» Short exercise:
Count how many lines hold the string "this". Answer with that number and nothing more.

====

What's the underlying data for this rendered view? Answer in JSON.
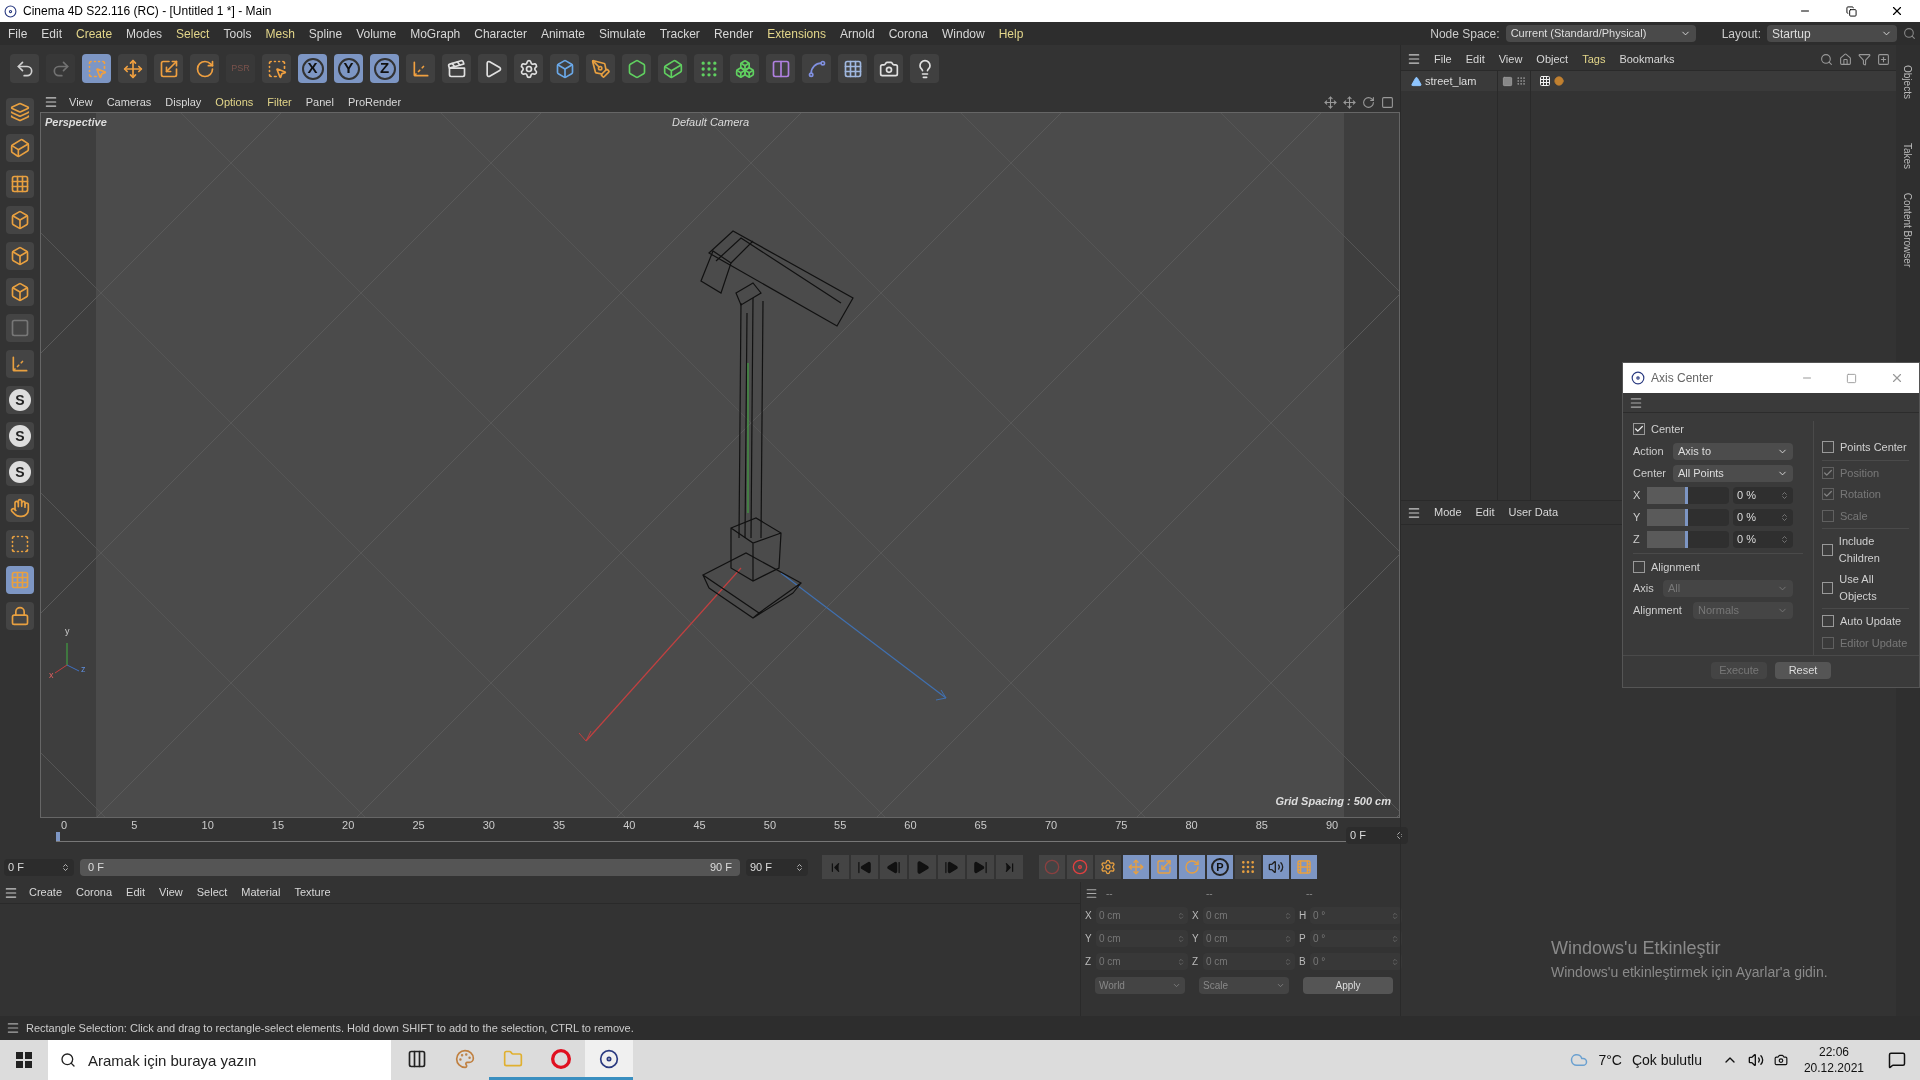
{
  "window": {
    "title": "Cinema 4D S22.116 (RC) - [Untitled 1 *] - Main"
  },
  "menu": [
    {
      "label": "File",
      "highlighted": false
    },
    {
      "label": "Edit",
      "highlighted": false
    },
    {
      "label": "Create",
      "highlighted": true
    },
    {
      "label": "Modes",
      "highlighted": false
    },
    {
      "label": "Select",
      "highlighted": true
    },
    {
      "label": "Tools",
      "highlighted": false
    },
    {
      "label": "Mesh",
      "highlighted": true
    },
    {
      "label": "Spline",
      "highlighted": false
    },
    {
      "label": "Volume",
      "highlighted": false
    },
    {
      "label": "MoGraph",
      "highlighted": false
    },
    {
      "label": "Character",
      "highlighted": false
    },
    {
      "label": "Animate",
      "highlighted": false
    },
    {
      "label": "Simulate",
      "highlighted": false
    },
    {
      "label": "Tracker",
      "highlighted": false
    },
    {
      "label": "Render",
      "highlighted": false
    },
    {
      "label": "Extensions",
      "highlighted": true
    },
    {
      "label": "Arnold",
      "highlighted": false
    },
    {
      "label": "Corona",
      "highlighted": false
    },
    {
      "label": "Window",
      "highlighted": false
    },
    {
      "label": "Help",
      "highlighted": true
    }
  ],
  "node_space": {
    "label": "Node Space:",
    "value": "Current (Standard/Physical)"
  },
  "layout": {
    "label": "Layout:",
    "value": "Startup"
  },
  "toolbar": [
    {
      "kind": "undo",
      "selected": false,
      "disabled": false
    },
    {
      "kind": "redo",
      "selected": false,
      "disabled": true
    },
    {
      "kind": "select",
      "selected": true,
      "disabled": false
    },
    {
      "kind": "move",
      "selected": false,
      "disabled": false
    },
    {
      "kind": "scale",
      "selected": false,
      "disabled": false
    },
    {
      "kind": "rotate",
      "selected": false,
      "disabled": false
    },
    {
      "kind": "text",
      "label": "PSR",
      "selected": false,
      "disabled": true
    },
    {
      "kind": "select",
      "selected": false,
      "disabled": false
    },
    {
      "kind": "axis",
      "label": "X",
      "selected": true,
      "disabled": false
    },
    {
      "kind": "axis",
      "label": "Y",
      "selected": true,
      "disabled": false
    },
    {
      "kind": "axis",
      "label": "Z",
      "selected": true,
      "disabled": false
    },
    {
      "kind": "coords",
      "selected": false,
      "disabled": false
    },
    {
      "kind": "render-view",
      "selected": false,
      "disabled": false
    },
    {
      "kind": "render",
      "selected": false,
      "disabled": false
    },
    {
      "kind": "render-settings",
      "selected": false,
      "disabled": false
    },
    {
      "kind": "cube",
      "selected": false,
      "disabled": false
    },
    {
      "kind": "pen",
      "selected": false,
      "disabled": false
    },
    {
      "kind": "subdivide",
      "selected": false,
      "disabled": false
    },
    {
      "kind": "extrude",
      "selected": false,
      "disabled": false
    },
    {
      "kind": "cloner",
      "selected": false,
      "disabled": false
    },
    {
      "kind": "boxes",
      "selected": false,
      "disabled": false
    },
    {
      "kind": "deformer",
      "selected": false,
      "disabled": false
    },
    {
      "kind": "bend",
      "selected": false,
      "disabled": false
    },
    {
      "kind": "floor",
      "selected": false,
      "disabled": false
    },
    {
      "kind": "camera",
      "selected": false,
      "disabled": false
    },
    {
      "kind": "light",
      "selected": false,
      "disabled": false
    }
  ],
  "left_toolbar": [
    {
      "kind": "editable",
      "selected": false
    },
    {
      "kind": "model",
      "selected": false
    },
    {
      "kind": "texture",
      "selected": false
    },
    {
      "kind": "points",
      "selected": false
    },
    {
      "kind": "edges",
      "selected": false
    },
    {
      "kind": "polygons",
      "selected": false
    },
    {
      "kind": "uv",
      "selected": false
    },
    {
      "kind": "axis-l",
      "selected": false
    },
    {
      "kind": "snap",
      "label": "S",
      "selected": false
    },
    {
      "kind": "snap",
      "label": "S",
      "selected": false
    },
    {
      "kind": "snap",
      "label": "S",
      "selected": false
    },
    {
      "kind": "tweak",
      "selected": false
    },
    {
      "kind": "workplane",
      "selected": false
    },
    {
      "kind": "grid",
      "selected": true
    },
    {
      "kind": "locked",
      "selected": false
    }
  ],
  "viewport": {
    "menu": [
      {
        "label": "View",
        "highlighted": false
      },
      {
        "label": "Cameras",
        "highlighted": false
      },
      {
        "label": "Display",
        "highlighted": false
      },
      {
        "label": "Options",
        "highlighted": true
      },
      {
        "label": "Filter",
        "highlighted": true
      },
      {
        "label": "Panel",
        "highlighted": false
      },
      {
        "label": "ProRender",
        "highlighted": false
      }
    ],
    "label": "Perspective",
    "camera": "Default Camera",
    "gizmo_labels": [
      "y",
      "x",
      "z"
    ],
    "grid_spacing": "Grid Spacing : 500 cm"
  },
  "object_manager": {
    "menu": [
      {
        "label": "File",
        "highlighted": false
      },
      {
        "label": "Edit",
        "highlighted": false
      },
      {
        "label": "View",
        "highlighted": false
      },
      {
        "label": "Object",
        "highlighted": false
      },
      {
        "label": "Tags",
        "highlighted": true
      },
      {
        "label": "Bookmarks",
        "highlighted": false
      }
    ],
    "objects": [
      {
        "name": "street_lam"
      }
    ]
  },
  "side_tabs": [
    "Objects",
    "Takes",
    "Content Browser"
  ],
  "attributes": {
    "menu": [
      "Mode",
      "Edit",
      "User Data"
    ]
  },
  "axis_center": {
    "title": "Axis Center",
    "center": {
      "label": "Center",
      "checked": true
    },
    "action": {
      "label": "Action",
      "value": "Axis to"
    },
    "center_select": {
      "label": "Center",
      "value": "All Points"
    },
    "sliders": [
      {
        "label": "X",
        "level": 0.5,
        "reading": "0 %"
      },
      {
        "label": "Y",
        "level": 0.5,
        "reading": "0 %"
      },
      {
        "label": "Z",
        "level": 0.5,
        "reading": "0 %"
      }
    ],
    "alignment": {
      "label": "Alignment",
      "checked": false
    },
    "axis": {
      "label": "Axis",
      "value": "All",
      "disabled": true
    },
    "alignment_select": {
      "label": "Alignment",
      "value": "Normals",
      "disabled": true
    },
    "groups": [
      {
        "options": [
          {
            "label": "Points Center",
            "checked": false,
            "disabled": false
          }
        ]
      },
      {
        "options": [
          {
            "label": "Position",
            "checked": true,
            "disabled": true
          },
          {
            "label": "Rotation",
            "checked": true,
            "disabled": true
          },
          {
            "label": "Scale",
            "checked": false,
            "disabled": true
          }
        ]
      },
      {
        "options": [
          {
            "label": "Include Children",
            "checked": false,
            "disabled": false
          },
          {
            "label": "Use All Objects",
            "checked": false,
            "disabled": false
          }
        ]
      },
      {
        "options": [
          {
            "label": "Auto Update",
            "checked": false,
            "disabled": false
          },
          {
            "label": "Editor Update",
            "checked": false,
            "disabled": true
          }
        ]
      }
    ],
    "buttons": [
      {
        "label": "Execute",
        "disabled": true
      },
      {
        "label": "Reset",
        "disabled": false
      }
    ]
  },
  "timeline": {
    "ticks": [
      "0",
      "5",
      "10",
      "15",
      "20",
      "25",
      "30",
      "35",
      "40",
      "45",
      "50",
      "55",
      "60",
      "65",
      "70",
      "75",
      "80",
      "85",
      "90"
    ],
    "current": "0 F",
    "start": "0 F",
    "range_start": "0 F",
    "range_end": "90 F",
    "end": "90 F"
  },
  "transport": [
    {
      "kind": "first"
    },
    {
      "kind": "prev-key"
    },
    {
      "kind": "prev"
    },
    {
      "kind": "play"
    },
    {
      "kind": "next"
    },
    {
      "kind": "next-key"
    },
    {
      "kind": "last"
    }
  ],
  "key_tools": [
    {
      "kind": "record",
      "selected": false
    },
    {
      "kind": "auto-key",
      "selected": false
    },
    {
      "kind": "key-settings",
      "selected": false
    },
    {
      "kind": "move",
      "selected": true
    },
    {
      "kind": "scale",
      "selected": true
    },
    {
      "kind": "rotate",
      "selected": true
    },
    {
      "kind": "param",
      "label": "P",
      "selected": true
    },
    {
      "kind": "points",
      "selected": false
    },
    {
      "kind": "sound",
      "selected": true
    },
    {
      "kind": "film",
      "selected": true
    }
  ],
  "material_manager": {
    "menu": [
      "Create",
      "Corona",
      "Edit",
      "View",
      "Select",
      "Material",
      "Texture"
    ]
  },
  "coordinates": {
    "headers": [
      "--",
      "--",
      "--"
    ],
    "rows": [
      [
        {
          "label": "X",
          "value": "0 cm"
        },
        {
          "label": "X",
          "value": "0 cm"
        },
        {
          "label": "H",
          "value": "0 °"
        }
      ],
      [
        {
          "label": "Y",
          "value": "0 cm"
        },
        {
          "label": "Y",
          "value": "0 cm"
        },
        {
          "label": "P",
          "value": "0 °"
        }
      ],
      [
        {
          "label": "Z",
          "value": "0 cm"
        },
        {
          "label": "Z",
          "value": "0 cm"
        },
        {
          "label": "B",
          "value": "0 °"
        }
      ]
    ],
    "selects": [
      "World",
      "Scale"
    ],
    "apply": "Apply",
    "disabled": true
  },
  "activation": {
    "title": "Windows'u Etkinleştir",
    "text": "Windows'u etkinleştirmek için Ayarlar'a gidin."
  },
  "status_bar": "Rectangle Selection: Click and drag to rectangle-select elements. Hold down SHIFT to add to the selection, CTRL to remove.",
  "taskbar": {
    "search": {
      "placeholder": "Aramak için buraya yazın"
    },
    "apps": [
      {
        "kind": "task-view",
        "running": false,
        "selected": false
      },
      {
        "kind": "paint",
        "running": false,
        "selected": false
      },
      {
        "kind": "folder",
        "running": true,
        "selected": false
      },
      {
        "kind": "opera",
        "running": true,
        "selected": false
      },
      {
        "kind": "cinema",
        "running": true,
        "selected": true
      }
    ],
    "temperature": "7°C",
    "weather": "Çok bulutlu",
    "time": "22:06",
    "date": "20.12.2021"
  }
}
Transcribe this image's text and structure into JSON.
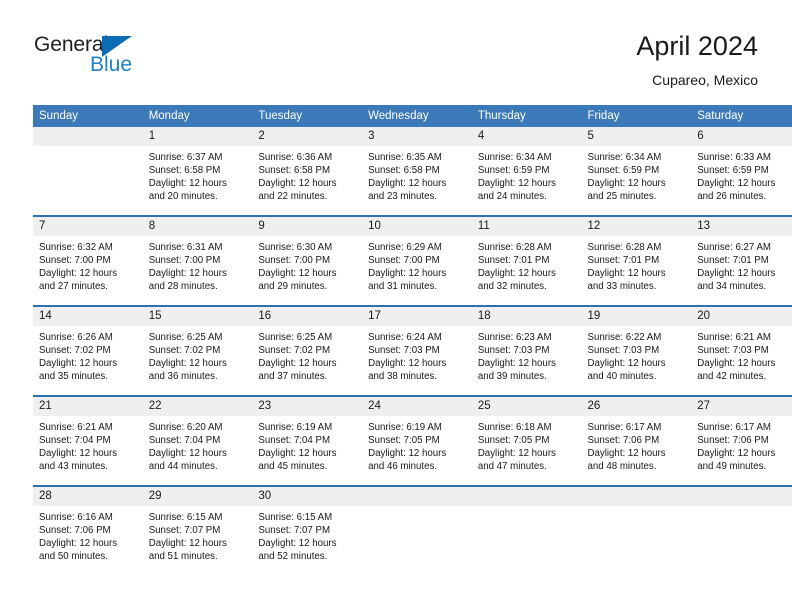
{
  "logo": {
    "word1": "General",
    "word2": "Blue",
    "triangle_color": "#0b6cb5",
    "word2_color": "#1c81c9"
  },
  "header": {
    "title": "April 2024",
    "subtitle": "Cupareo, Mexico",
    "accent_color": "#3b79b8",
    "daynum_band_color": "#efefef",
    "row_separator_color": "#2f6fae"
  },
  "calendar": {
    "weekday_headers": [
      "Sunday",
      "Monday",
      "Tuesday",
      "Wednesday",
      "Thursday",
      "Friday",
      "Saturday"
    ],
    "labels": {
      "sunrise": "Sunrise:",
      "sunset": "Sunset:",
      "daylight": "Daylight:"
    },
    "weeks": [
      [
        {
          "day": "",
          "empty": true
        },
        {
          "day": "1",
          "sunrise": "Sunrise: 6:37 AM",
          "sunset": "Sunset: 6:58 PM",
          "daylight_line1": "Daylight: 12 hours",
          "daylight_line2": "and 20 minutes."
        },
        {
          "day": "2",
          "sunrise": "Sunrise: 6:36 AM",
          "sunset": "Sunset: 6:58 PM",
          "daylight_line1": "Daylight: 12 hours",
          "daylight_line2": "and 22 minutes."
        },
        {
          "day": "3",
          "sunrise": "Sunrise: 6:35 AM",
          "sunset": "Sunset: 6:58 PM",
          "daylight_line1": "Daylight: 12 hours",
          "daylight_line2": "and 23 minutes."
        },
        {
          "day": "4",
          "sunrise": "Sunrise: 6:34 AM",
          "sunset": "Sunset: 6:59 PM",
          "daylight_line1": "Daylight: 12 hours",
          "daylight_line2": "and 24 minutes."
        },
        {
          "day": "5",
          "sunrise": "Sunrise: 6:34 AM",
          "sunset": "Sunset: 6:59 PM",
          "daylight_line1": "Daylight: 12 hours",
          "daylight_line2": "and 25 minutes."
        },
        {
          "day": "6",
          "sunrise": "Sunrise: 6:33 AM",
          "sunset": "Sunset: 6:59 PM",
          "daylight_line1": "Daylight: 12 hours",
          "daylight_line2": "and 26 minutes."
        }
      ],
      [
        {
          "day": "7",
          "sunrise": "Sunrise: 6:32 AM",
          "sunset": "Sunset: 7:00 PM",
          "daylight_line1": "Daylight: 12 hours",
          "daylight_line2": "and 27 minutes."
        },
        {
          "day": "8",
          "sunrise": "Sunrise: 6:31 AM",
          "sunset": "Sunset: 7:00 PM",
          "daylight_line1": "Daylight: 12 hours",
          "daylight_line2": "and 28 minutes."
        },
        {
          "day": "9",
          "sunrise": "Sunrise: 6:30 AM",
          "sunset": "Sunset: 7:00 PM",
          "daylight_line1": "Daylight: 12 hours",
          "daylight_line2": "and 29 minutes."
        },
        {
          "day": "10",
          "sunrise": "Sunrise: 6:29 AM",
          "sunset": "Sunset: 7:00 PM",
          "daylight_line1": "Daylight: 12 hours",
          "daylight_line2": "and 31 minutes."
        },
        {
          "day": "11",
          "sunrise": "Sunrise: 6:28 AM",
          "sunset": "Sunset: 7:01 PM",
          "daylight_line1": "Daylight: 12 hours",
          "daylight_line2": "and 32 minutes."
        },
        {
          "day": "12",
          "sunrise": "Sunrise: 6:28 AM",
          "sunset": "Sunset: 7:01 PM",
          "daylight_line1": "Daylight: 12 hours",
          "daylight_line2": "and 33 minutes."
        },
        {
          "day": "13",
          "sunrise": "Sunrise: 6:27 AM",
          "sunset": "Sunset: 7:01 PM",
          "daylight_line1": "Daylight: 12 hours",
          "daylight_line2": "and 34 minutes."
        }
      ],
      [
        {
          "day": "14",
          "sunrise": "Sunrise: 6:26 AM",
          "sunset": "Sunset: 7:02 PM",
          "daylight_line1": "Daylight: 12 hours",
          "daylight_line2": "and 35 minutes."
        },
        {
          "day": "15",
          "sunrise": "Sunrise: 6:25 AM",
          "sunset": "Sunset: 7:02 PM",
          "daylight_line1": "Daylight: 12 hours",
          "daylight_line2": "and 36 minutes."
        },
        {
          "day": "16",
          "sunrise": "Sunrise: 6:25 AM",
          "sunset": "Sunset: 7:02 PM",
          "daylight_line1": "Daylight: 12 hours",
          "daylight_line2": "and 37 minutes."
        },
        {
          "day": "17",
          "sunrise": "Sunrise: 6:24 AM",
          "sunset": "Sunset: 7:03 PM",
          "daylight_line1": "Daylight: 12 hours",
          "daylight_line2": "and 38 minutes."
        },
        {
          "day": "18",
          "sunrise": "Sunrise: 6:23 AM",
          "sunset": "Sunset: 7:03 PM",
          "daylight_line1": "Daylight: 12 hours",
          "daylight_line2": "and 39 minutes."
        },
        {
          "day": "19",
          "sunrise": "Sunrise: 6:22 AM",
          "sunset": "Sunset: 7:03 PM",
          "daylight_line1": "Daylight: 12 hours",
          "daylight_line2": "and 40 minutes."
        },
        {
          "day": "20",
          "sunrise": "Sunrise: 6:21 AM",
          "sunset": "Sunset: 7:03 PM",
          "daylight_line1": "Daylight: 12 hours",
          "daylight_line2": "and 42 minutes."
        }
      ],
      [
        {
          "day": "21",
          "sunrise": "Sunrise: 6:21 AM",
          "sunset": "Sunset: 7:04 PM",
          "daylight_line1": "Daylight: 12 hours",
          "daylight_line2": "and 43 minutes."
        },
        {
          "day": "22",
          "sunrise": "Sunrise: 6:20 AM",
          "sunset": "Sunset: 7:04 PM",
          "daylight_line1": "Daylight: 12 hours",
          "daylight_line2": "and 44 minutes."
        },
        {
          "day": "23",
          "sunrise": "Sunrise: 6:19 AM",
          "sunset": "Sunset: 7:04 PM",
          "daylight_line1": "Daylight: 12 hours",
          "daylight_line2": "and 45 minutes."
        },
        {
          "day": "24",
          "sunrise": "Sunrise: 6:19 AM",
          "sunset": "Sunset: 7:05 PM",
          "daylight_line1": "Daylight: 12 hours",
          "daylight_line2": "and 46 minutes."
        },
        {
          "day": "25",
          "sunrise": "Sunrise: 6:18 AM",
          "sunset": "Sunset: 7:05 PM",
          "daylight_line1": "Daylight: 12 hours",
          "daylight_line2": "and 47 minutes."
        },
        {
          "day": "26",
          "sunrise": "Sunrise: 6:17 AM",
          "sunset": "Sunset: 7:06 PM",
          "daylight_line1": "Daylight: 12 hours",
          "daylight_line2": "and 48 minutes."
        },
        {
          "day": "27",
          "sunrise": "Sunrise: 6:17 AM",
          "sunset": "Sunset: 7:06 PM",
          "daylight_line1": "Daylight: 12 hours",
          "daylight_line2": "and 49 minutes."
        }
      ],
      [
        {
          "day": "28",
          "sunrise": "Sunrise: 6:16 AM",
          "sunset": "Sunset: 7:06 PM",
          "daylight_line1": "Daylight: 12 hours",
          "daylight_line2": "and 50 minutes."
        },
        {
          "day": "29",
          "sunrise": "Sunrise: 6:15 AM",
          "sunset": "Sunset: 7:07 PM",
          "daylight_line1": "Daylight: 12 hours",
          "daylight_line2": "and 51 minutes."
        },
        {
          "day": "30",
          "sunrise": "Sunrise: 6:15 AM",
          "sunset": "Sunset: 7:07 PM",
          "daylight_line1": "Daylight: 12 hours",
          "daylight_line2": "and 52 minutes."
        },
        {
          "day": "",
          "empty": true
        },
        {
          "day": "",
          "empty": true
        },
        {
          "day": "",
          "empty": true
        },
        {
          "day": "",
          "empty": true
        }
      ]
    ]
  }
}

====

» Task answer:
2